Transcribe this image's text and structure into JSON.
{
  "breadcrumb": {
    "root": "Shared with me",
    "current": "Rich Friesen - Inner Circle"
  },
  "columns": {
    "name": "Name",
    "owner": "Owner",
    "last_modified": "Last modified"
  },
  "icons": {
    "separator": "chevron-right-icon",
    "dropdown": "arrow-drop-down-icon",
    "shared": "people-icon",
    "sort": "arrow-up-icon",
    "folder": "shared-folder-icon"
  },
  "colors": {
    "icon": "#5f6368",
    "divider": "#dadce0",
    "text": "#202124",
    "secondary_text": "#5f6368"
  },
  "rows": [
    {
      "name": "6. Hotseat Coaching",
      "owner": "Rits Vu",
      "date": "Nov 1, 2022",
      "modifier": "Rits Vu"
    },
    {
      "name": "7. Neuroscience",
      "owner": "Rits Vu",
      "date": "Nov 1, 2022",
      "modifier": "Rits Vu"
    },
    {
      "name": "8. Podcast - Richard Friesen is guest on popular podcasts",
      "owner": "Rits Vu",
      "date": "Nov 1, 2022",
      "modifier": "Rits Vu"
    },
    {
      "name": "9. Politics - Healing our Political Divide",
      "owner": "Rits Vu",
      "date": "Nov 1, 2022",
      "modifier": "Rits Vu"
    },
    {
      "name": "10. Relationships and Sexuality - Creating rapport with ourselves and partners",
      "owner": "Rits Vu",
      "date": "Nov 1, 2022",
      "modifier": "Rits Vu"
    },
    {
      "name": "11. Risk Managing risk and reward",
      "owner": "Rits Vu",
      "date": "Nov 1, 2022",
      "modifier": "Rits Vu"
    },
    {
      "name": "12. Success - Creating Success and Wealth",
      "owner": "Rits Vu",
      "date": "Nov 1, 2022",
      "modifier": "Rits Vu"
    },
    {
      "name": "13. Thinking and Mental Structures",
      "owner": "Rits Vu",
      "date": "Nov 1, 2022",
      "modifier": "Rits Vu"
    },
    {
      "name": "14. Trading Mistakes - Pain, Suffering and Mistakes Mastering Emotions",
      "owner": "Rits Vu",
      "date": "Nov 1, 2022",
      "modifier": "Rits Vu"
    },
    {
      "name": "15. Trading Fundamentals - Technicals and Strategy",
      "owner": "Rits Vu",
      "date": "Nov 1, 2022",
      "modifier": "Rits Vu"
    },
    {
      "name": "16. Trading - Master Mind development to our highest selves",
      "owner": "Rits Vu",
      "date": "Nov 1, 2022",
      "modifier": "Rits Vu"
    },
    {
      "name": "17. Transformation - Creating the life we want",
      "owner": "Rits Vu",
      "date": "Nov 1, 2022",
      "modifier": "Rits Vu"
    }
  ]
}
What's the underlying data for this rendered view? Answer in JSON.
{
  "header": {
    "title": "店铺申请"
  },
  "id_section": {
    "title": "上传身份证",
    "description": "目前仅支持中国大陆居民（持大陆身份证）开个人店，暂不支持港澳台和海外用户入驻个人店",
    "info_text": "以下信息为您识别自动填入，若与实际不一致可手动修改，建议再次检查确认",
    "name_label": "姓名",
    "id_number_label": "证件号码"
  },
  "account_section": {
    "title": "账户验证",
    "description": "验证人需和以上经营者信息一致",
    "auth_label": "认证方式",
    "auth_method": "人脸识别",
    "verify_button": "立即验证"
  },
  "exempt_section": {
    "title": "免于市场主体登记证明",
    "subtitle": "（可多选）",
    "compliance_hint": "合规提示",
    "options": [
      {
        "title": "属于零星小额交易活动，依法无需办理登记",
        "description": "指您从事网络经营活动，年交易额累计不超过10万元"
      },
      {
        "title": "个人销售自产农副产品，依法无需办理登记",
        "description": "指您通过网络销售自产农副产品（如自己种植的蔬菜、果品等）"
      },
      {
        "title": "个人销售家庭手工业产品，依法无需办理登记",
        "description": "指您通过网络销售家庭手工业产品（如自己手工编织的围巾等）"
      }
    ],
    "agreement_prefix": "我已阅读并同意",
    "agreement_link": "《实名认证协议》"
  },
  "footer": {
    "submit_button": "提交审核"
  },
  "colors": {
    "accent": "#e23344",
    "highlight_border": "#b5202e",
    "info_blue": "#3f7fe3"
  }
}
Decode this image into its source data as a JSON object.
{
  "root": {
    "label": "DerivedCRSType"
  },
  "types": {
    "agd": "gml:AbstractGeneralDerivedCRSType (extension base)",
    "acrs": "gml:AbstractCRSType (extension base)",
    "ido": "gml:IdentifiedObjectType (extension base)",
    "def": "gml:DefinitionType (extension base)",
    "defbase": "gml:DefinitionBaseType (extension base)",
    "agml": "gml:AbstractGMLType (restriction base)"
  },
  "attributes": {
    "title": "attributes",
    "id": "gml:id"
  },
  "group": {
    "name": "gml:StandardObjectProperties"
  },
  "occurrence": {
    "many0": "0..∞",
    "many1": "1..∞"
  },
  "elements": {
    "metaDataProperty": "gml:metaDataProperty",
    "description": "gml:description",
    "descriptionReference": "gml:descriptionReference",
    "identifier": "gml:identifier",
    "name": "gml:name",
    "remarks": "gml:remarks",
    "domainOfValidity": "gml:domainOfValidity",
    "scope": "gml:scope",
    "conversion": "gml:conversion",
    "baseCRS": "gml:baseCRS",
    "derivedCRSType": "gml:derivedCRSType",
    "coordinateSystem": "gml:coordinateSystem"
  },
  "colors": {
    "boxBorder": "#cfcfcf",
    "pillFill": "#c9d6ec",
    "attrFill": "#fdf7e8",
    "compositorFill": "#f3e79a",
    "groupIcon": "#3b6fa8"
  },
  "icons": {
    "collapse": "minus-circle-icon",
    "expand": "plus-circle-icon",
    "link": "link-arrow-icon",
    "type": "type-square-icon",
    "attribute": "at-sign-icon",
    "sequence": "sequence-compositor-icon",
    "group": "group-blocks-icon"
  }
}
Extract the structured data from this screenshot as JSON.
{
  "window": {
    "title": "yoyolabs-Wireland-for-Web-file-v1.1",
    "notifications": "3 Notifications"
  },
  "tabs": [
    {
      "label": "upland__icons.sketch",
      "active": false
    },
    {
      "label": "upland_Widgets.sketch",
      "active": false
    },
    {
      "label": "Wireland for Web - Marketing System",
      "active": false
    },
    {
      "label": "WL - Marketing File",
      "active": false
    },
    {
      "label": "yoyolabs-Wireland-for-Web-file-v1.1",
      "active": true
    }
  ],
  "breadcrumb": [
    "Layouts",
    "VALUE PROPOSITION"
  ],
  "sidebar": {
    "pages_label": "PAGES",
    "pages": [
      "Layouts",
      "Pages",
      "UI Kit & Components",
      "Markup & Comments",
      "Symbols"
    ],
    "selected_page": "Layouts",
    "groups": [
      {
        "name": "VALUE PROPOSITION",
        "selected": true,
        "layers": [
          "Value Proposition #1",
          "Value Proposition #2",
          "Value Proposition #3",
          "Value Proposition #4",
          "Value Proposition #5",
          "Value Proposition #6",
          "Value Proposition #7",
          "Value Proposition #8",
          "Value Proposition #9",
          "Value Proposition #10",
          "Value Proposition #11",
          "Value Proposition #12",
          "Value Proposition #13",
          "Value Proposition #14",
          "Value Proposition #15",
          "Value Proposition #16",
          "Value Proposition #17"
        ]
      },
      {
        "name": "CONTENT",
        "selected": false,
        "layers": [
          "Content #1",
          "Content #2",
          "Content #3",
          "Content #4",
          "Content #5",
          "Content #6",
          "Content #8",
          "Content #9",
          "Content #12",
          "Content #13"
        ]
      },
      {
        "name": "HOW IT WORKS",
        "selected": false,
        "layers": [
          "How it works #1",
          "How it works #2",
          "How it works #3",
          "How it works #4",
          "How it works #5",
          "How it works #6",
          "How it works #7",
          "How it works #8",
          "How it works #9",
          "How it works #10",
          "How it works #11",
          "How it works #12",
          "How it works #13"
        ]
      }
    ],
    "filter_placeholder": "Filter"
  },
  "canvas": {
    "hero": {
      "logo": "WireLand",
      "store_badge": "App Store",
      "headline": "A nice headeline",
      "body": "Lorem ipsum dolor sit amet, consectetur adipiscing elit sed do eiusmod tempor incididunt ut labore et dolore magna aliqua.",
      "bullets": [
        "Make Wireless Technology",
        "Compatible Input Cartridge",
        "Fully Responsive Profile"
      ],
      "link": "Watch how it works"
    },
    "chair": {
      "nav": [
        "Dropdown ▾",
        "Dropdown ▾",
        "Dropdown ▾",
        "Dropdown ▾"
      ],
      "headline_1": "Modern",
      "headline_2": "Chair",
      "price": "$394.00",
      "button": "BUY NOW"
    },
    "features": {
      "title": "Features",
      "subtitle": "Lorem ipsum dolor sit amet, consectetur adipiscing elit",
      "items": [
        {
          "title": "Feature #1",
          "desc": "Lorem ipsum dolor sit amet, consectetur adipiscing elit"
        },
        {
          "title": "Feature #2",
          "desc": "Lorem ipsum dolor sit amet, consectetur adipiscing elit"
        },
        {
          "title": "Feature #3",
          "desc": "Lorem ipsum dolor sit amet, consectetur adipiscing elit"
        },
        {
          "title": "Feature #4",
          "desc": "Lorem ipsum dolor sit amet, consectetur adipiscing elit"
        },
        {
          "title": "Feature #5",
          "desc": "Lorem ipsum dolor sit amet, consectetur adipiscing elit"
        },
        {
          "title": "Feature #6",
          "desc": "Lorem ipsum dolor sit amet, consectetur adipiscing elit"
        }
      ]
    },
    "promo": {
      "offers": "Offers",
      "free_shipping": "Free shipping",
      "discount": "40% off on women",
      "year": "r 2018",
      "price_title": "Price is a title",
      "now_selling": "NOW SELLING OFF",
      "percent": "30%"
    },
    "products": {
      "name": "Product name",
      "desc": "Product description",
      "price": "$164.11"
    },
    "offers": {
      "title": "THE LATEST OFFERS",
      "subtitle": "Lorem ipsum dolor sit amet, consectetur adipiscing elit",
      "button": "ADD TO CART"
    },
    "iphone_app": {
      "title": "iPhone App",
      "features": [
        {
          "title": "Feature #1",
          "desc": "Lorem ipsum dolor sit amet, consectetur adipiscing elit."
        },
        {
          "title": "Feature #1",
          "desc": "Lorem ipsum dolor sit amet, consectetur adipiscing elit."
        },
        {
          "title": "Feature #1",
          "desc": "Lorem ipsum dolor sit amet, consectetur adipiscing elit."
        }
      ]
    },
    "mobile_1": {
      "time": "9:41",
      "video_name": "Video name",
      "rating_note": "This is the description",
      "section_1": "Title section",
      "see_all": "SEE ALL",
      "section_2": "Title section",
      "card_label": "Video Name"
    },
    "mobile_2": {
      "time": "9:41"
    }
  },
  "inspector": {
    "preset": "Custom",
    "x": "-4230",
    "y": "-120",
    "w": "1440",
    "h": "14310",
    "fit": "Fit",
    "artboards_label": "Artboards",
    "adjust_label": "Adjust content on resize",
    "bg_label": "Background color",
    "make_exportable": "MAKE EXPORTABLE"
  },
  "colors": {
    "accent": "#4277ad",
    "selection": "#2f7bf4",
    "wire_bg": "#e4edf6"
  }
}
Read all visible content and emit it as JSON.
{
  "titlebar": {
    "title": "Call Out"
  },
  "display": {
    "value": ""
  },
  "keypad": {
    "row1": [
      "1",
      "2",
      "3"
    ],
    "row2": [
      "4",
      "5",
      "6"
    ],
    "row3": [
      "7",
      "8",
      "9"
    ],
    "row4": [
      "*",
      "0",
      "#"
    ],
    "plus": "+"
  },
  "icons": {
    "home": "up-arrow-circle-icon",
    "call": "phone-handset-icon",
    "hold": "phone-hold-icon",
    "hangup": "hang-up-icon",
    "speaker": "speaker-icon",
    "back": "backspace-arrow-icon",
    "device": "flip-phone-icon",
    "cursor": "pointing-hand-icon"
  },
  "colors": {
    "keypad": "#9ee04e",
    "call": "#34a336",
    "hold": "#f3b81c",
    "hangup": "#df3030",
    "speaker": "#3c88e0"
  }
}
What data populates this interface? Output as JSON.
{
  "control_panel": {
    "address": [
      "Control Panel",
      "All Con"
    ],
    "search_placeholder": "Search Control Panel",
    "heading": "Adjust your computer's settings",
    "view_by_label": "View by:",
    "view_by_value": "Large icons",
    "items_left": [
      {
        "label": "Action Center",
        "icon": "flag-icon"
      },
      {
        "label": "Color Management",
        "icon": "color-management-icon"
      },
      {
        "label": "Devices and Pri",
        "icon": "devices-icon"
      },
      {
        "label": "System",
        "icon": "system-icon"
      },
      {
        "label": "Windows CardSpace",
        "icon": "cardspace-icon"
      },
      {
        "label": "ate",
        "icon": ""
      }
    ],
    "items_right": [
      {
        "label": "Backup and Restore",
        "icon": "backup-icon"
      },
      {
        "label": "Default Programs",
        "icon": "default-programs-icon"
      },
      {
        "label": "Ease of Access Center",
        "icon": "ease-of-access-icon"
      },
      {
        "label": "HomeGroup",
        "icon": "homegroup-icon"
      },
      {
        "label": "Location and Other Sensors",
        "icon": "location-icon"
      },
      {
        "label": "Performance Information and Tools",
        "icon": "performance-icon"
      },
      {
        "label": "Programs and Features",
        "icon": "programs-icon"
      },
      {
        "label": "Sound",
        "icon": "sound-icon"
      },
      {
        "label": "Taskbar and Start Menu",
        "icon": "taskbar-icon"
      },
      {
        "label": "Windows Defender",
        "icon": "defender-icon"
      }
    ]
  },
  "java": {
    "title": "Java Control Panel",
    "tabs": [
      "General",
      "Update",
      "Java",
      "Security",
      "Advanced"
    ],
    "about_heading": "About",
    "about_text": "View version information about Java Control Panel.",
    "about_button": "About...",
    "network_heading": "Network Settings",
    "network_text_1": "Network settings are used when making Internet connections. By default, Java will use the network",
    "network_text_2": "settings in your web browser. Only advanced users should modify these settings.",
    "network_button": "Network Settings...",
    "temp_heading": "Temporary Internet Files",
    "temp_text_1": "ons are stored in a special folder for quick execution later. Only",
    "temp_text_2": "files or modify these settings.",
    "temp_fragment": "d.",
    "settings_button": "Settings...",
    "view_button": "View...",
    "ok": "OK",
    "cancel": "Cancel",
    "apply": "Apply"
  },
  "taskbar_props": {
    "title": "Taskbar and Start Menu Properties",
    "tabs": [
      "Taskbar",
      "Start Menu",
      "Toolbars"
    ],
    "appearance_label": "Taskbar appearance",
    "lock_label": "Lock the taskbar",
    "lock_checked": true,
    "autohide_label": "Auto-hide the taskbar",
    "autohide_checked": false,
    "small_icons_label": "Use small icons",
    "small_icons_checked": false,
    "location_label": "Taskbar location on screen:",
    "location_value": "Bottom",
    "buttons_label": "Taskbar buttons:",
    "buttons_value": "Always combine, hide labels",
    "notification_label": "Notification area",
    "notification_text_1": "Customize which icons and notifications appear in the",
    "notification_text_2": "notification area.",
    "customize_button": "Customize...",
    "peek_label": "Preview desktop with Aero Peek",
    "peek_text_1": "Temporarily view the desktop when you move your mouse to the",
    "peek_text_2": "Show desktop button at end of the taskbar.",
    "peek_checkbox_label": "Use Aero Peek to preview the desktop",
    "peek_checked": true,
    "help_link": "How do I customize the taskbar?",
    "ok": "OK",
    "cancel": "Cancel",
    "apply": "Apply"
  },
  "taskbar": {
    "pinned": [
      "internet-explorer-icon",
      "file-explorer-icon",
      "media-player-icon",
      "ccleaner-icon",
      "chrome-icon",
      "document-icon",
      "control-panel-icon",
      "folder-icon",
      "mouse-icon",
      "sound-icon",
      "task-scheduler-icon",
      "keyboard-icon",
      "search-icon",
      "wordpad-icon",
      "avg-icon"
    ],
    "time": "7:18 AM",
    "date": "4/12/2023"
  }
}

==*==

:: Work instructions ::
Establish how many lines of the material above hold the word "Only". Nothing but the count should be returned.

:: Completed task ::
2